Given instruction
Copy each line holding the string "athena".

:: Information provided

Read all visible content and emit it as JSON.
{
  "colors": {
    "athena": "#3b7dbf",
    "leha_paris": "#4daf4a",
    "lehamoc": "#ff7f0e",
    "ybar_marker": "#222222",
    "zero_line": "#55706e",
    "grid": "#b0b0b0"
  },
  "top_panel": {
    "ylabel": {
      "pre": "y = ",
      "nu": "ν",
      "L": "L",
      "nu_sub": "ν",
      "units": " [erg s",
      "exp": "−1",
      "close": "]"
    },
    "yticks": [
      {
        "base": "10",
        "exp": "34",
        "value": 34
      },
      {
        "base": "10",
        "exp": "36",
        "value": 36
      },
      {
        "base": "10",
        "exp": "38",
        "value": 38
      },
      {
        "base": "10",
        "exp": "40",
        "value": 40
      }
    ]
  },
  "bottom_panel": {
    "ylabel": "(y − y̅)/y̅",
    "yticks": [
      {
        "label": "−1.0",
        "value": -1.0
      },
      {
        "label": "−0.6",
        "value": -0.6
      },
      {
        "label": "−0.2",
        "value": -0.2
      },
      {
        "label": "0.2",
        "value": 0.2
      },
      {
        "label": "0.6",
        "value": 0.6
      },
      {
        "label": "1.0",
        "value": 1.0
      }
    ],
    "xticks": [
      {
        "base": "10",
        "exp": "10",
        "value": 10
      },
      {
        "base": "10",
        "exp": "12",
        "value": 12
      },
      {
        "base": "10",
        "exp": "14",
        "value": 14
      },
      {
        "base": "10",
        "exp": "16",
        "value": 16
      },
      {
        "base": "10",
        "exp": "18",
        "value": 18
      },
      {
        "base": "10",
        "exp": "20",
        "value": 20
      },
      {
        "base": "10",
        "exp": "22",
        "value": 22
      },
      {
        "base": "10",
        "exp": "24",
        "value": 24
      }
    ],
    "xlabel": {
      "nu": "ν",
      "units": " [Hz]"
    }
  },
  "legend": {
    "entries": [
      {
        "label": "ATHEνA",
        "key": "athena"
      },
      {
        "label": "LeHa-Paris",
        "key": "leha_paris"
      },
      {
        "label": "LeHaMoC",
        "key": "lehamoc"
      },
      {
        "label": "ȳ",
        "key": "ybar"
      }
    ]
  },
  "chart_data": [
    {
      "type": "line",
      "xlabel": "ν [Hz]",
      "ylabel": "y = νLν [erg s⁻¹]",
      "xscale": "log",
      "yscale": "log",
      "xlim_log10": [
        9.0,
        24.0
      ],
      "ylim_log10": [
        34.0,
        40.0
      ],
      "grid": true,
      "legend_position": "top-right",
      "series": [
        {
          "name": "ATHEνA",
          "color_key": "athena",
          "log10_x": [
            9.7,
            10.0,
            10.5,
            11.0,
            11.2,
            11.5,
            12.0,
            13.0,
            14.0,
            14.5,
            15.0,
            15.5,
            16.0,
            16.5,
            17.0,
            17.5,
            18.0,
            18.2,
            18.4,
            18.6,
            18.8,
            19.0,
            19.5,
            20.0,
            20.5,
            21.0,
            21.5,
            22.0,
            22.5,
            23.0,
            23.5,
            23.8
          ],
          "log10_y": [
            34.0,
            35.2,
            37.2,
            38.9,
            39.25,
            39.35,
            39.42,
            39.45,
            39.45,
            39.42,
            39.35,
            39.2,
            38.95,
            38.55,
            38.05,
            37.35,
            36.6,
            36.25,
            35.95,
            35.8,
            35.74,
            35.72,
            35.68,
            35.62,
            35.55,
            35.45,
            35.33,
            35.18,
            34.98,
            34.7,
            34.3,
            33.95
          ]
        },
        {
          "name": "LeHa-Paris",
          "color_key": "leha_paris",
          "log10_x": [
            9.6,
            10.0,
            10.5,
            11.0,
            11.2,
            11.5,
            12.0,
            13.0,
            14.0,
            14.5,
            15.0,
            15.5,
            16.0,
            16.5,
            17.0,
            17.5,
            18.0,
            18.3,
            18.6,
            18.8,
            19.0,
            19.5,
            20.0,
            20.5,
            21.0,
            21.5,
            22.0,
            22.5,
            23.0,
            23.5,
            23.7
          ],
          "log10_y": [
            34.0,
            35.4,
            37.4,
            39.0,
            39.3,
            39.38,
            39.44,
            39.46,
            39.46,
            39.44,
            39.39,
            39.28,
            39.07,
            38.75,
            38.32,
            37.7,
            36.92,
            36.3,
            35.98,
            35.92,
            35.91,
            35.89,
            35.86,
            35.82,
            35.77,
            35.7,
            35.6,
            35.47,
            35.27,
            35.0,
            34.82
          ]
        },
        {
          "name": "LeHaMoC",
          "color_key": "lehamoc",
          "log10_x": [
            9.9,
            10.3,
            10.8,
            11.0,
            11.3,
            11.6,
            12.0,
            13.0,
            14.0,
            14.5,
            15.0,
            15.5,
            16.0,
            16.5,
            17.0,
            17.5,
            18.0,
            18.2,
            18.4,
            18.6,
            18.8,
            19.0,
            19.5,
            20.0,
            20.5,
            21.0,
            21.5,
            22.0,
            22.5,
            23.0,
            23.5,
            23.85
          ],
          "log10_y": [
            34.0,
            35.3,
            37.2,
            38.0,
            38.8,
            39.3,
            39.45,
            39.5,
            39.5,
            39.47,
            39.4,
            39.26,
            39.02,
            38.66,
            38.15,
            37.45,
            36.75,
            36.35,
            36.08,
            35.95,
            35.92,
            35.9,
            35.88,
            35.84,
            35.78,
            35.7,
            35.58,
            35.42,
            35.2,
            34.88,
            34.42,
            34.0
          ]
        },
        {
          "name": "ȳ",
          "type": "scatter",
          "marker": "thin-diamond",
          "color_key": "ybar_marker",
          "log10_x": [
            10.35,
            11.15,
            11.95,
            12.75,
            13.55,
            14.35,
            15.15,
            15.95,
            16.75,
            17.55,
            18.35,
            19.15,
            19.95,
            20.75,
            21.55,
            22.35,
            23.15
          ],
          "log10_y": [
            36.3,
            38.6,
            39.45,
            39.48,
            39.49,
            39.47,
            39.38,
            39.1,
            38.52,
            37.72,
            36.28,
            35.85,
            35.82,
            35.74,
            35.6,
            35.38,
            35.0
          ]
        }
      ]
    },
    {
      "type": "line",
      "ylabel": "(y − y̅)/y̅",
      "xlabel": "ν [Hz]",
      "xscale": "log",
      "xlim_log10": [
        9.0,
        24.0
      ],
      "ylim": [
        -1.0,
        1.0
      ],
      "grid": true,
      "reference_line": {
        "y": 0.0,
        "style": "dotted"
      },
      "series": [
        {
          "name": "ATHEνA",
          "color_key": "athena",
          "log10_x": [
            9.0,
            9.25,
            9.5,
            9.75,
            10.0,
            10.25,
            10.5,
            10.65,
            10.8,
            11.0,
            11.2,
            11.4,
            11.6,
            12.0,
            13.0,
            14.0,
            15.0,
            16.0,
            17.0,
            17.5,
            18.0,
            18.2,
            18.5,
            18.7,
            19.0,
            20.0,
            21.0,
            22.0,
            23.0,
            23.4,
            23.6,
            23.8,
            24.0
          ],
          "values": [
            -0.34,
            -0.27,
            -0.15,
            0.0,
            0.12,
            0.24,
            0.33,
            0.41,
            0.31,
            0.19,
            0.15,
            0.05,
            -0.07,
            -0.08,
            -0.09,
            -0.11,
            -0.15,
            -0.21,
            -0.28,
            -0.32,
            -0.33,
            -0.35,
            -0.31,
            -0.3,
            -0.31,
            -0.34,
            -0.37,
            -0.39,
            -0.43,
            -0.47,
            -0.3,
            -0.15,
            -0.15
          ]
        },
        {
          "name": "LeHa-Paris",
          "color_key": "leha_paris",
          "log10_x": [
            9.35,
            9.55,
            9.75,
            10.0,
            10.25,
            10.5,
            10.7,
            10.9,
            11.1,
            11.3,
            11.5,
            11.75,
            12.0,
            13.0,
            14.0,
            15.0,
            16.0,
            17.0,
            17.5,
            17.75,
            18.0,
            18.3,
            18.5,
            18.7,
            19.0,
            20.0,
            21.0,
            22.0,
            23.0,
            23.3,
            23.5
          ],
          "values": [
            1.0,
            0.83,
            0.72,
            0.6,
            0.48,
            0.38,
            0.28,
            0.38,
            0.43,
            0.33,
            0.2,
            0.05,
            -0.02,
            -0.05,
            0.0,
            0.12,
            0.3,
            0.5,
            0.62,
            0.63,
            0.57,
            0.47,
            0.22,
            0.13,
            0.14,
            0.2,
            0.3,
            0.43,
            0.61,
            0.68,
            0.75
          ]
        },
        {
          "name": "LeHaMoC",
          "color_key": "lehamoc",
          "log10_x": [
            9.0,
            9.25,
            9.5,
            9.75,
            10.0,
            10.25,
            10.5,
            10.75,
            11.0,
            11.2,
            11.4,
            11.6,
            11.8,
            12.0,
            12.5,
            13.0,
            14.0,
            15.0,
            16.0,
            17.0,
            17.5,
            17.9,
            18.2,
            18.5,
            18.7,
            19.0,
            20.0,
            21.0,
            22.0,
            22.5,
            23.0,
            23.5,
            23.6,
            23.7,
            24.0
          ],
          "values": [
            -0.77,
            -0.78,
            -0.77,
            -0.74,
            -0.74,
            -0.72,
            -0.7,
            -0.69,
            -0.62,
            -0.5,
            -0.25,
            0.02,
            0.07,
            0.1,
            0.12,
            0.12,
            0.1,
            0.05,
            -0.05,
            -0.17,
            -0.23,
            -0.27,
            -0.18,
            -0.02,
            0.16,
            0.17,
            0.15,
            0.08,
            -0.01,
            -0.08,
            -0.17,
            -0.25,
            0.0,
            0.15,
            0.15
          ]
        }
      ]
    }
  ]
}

::::

Correct response
    "athena": "#3b7dbf",
        "key": "athena"
          "color_key": "athena",
          "color_key": "athena",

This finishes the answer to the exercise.